── Exercise data

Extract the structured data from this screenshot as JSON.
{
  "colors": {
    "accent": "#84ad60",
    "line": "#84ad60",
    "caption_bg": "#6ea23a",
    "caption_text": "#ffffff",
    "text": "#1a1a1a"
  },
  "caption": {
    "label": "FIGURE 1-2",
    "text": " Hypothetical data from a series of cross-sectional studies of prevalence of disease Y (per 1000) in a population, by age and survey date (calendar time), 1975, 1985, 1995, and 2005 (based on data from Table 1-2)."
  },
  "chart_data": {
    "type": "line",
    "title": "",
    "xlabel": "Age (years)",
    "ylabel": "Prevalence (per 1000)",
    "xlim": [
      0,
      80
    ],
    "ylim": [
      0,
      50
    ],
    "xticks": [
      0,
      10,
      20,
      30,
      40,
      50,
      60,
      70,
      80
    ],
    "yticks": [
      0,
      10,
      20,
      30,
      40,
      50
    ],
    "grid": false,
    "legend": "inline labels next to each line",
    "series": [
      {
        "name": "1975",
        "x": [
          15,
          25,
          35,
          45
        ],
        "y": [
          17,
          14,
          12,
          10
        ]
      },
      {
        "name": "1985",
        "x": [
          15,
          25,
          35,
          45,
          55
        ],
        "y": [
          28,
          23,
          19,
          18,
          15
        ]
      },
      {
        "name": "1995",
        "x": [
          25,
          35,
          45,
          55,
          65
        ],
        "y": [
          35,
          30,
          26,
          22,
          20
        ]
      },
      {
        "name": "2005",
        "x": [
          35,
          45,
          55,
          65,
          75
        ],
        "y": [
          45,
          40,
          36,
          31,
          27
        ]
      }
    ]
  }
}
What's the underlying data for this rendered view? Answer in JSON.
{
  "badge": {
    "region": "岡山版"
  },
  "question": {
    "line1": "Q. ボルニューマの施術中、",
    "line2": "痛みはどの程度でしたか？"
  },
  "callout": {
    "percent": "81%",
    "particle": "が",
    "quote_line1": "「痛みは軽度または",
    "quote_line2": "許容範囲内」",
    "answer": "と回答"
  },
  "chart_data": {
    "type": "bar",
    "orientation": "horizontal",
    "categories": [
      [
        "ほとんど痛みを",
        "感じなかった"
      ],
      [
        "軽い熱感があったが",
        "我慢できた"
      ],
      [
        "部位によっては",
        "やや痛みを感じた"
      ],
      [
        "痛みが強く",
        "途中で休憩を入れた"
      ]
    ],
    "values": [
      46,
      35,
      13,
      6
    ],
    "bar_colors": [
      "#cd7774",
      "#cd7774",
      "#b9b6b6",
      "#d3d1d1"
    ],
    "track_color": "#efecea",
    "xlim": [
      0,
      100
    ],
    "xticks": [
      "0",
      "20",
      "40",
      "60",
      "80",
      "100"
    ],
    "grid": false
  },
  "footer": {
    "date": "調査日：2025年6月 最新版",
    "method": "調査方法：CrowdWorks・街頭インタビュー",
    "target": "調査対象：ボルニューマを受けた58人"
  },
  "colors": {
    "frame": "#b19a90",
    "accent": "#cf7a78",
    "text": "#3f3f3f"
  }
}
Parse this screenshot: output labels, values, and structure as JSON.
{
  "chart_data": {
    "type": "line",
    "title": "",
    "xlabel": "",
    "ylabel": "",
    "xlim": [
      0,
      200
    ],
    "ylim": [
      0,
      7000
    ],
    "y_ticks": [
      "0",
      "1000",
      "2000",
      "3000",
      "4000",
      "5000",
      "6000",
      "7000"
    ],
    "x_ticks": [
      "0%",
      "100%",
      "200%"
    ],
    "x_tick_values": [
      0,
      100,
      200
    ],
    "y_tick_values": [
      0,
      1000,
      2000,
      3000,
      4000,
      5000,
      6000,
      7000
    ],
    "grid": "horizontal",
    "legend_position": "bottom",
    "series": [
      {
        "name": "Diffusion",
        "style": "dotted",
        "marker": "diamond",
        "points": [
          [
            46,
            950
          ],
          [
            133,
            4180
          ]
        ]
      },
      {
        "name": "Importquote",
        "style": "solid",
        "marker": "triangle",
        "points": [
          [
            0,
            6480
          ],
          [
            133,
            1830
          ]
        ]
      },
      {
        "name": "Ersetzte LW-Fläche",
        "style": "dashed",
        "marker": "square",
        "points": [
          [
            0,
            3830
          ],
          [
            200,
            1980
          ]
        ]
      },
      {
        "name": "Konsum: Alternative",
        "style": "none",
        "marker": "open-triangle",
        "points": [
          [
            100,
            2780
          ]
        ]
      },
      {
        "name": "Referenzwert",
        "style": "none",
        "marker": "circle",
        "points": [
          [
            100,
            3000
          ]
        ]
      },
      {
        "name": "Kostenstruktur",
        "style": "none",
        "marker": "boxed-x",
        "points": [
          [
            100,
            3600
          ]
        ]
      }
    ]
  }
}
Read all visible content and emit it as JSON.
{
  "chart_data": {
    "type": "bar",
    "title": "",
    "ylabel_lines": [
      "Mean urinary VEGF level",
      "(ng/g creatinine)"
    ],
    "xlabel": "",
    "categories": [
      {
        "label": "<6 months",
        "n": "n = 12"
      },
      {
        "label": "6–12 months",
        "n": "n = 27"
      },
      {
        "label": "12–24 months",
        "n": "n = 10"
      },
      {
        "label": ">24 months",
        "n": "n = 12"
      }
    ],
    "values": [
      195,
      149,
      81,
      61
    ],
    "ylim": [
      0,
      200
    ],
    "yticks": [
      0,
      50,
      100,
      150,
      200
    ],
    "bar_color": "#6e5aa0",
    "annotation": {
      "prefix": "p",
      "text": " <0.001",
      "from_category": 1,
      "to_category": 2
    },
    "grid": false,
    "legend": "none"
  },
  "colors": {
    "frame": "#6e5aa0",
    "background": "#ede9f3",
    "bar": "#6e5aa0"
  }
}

────

## What is asked
Select and copy every line of the listing with the word "date".

## Response to the task
    "text": " Hypothetical data from a series of cross-sectional studies of prevalence of disease Y (per 1000) in a population, by age and survey date (calendar time), 1975, 1985, 1995, and 2005 (based on data from Table 1-2)."
    "date": "調査日：2025年6月 最新版",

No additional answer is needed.